• **Objective 1**:
Please repeat the listing below word for word, from its first line through the line containing "list-item[interactable] [0,189,224,251]", with both of those lines included.

Features appear in each issue of Pennsylvania Heritage showcasing a variety of subjects from various periods and geographic locations in Pennsylvania.

Long before the bicentennial of the United States Constitution rendered them ubiquitous, the pen strokes We the People probably formed the most famous and sacred piece of handwriting in the Western world. The original lettering, seen by swarms of visitors to the document’s repository in the nation’s capital, is the very script of the Constitution signed by members of the Constitutional Convention on September 17, 1787.

The document is the focal point of the two hundredth anniversary commemorations and its distinctive script has been reproduced widely – on video screens, in grand traveling exhibits and on sweatshirts, souvenir tumblers and banks. But the Pennsylvanian who “engrossed” – transcribed in a bold hand – those venerated parchments remains as little celebrated as any humble clerk of the eighteenth century.

Because the proceedings of the Constitutional Convention were secret and most of the official records destroyed, no document exists to this day to positively identify the scribe. To mark the sesquicentennial of the Constitution in 1937, historian John Clement Fitzpatrick of the Library of Congress was commissioned to use every technique at his disposal to determine the identity of the engrosser. The Constitution has been on public display at the Library of Congress since 1924, and one of the most common of visitors’ questions – “Who did the lettering?” – had been unanswered.

Fitzpatrick set to work, rummaging through handwriting specimens of every possible clerk or scribe in and around the Constitutional Convention of 1787. He discovered one valuable clue in a treasury memorandum from the Continental Congress regarding payment for certain expenses incurred during the meeting. Dated September 31, 1787, the memorandum officially allocated thirty dollars to “the clerks employed to transcribe and engross.”

• **The data**:
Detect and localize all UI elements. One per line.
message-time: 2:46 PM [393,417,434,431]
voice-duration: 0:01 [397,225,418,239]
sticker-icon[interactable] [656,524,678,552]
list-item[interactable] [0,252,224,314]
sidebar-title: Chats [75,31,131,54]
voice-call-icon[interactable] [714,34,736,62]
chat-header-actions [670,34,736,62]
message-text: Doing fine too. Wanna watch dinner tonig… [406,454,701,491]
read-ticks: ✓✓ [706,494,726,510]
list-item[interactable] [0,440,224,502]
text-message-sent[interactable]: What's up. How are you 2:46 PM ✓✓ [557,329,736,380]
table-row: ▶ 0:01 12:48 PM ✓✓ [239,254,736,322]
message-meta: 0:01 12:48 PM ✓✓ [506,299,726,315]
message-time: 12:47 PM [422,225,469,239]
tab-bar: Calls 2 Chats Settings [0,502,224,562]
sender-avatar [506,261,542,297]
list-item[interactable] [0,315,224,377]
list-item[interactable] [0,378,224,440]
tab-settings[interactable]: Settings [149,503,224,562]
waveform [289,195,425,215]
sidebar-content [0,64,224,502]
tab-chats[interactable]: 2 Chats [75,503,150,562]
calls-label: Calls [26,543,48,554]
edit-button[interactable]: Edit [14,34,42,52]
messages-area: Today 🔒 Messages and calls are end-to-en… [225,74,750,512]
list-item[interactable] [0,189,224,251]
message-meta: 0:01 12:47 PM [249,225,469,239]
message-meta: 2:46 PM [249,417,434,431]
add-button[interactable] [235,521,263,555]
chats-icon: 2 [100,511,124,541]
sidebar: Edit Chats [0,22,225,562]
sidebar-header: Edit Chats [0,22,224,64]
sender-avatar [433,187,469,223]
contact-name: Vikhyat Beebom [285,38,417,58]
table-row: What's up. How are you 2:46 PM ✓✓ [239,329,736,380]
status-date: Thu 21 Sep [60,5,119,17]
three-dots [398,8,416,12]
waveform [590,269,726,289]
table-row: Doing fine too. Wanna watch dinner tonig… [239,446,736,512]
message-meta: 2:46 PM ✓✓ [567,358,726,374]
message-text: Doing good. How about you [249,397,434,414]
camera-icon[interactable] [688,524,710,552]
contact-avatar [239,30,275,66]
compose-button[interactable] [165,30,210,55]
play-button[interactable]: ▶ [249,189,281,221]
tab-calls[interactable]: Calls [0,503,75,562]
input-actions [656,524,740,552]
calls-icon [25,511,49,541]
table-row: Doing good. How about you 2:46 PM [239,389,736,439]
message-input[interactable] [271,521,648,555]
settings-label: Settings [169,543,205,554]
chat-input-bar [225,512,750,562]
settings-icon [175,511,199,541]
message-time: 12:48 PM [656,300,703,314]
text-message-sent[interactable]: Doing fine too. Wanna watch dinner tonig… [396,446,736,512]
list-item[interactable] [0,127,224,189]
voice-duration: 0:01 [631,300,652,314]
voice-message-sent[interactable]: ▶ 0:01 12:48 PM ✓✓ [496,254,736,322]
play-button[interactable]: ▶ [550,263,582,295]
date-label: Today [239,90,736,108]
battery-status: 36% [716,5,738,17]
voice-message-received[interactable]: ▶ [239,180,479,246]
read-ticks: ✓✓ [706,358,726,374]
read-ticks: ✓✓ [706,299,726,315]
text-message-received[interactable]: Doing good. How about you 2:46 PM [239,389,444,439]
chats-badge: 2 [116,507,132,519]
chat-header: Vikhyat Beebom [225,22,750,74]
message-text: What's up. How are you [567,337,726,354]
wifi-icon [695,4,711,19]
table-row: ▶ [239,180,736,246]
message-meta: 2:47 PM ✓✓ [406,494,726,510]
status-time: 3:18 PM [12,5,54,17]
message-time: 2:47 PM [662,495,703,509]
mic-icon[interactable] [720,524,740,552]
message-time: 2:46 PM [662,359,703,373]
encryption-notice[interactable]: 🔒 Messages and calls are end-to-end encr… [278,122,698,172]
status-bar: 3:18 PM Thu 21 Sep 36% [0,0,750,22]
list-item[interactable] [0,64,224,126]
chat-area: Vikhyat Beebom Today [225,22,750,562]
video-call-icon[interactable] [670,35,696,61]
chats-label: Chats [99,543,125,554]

• **Objective 2**:
Reproduce the passage of the article on the Constitution's engrosser above verbatim, from "Because the proceedings" to "had been unanswered.", with both ends included.

• **Exercise response 1**:
Detect and localize all UI elements. One per line.
message-time: 2:46 PM [393,417,434,431]
voice-duration: 0:01 [397,225,418,239]
sticker-icon[interactable] [656,524,678,552]
list-item[interactable] [0,252,224,314]
sidebar-title: Chats [75,31,131,54]
voice-call-icon[interactable] [714,34,736,62]
chat-header-actions [670,34,736,62]
message-text: Doing fine too. Wanna watch dinner tonig… [406,454,701,491]
read-ticks: ✓✓ [706,494,726,510]
list-item[interactable] [0,440,224,502]
text-message-sent[interactable]: What's up. How are you 2:46 PM ✓✓ [557,329,736,380]
table-row: ▶ 0:01 12:48 PM ✓✓ [239,254,736,322]
message-meta: 0:01 12:48 PM ✓✓ [506,299,726,315]
message-time: 12:47 PM [422,225,469,239]
tab-bar: Calls 2 Chats Settings [0,502,224,562]
sender-avatar [506,261,542,297]
list-item[interactable] [0,315,224,377]
list-item[interactable] [0,378,224,440]
tab-settings[interactable]: Settings [149,503,224,562]
waveform [289,195,425,215]
sidebar-content [0,64,224,502]
tab-chats[interactable]: 2 Chats [75,503,150,562]
calls-label: Calls [26,543,48,554]
edit-button[interactable]: Edit [14,34,42,52]
messages-area: Today 🔒 Messages and calls are end-to-en… [225,74,750,512]
list-item[interactable] [0,189,224,251]

• **Exercise response 2**:
Because the proceedings of the Constitutional Convention were secret and most of the official records destroyed, no document exists to this day to positively identify the scribe. To mark the sesquicentennial of the Constitution in 1937, historian John Clement Fitzpatrick of the Library of Congress was commissioned to use every technique at his disposal to determine the identity of the engrosser. The Constitution has been on public display at the Library of Congress since 1924, and one of the most common of visitors’ questions – “Who did the lettering?” – had been unanswered.